▶ GIVEN EXERCISE: Will you write out the data exactly, excluding every picture?

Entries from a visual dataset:
::::
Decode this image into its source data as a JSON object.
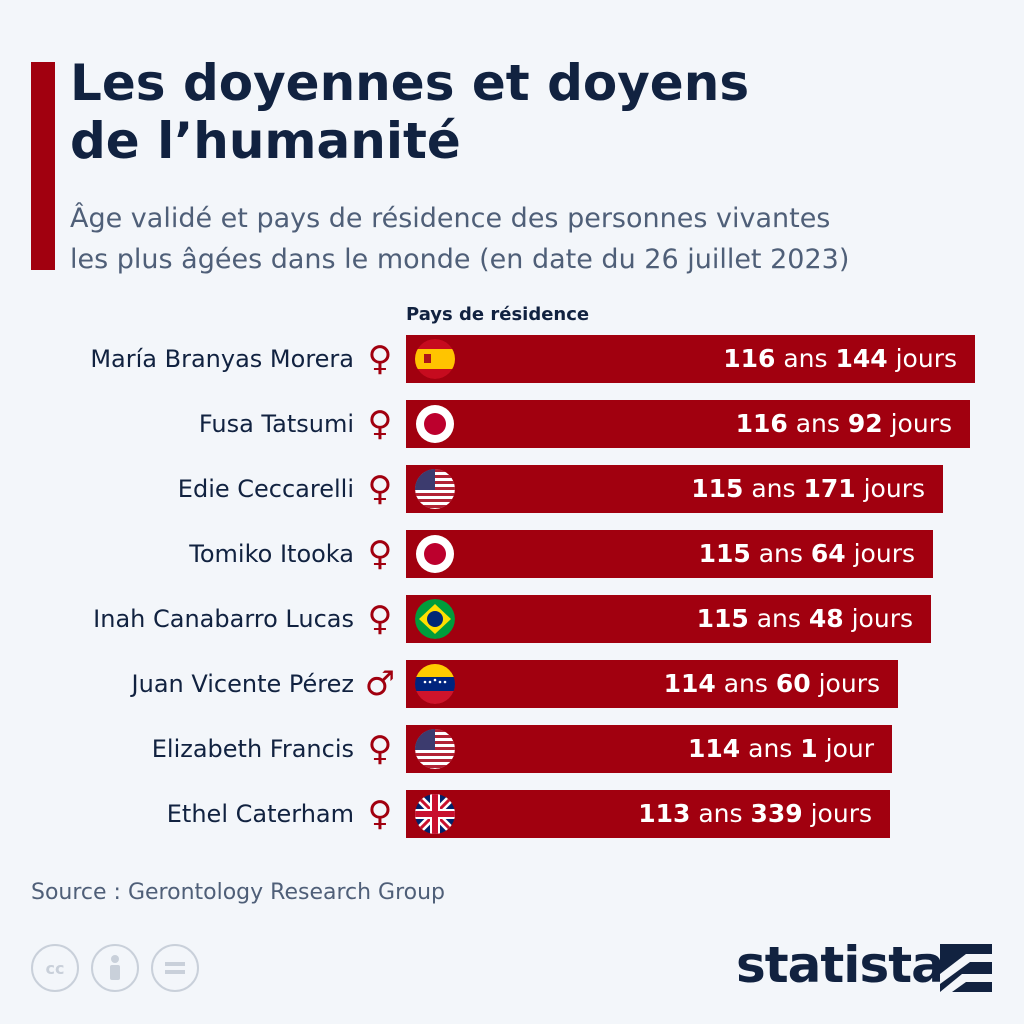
{
  "title_line1": "Les doyennes et doyens",
  "title_line2": "de l’humanité",
  "subtitle_line1": "Âge validé et pays de résidence des personnes vivantes",
  "subtitle_line2": "les plus âgées dans le monde (en date du 26 juillet 2023)",
  "column_header": "Pays de résidence",
  "source": "Source : Gerontology Research Group",
  "brand": "statista",
  "colors": {
    "bar": "#a1000f",
    "title": "#112240",
    "background": "#f3f6fa"
  },
  "chart_data": {
    "type": "bar",
    "orientation": "horizontal",
    "categories": [
      "María Branyas Morera",
      "Fusa Tatsumi",
      "Edie Ceccarelli",
      "Tomiko Itooka",
      "Inah Canabarro Lucas",
      "Juan Vicente Pérez",
      "Elizabeth Francis",
      "Ethel Caterham"
    ],
    "values": [
      116.39,
      116.25,
      115.47,
      115.18,
      115.13,
      114.16,
      114.0,
      113.93
    ],
    "genders": [
      "female",
      "female",
      "female",
      "female",
      "female",
      "male",
      "female",
      "female"
    ],
    "countries": [
      "spain-flag-icon",
      "japan-flag-icon",
      "usa-flag-icon",
      "japan-flag-icon",
      "brazil-flag-icon",
      "venezuela-flag-icon",
      "usa-flag-icon",
      "uk-flag-icon"
    ],
    "labels": [
      {
        "years": "116",
        "days": "144",
        "ans": "ans",
        "jours": "jours"
      },
      {
        "years": "116",
        "days": "92",
        "ans": "ans",
        "jours": "jours"
      },
      {
        "years": "115",
        "days": "171",
        "ans": "ans",
        "jours": "jours"
      },
      {
        "years": "115",
        "days": "64",
        "ans": "ans",
        "jours": "jours"
      },
      {
        "years": "115",
        "days": "48",
        "ans": "ans",
        "jours": "jours"
      },
      {
        "years": "114",
        "days": "60",
        "ans": "ans",
        "jours": "jours"
      },
      {
        "years": "114",
        "days": "1",
        "ans": "ans",
        "jours": "jour"
      },
      {
        "years": "113",
        "days": "339",
        "ans": "ans",
        "jours": "jours"
      }
    ]
  }
}
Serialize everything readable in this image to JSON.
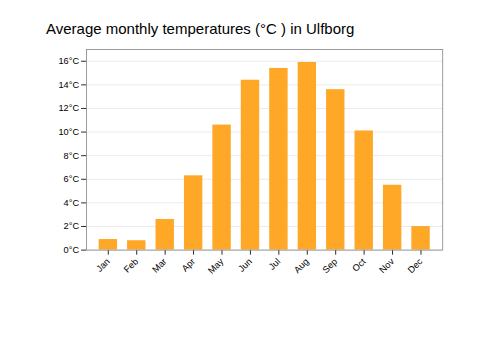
::::
▶ SOLUTION FOR THIS EXERCISE:
Decode this image into its source data as a JSON object.
{
  "title_line1": "Les doyennes et doyens",
  "title_line2": "de l’humanité",
  "subtitle_line1": "Âge validé et pays de résidence des personnes vivantes",
  "subtitle_line2": "les plus âgées dans le monde (en date du 26 juillet 2023)",
  "column_header": "Pays de résidence",
  "source": "Source : Gerontology Research Group",
  "brand": "statista",
  "colors": {
    "bar": "#a1000f",
    "title": "#112240",
    "background": "#f3f6fa"
  },
  "chart_data": {
    "type": "bar",
    "orientation": "horizontal",
    "categories": [
      "María Branyas Morera",
      "Fusa Tatsumi",
      "Edie Ceccarelli",
      "Tomiko Itooka",
      "Inah Canabarro Lucas",
      "Juan Vicente Pérez",
      "Elizabeth Francis",
      "Ethel Caterham"
    ],
    "values": [
      116.39,
      116.25,
      115.47,
      115.18,
      115.13,
      114.16,
      114.0,
      113.93
    ],
    "genders": [
      "female",
      "female",
      "female",
      "female",
      "female",
      "male",
      "female",
      "female"
    ],
    "countries": [
      "spain-flag-icon",
      "japan-flag-icon",
      "usa-flag-icon",
      "japan-flag-icon",
      "brazil-flag-icon",
      "venezuela-flag-icon",
      "usa-flag-icon",
      "uk-flag-icon"
    ],
    "labels": [
      {
        "years": "116",
        "days": "144",
        "ans": "ans",
        "jours": "jours"
      },
      {
        "years": "116",
        "days": "92",
        "ans": "ans",
        "jours": "jours"
      },
      {
        "years": "115",
        "days": "171",
        "ans": "ans",
        "jours": "jours"
      },
      {
        "years": "115",
        "days": "64",
        "ans": "ans",
        "jours": "jours"
      },
      {
        "years": "115",
        "days": "48",
        "ans": "ans",
        "jours": "jours"
      },
      {
        "years": "114",
        "days": "60",
        "ans": "ans",
        "jours": "jours"
      },
      {
        "years": "114",
        "days": "1",
        "ans": "ans",
        "jours": "jour"
      },
      {
        "years": "113",
        "days": "339",
        "ans": "ans",
        "jours": "jours"
      }
    ]
  }
}
Serialize everything readable in this image to JSON.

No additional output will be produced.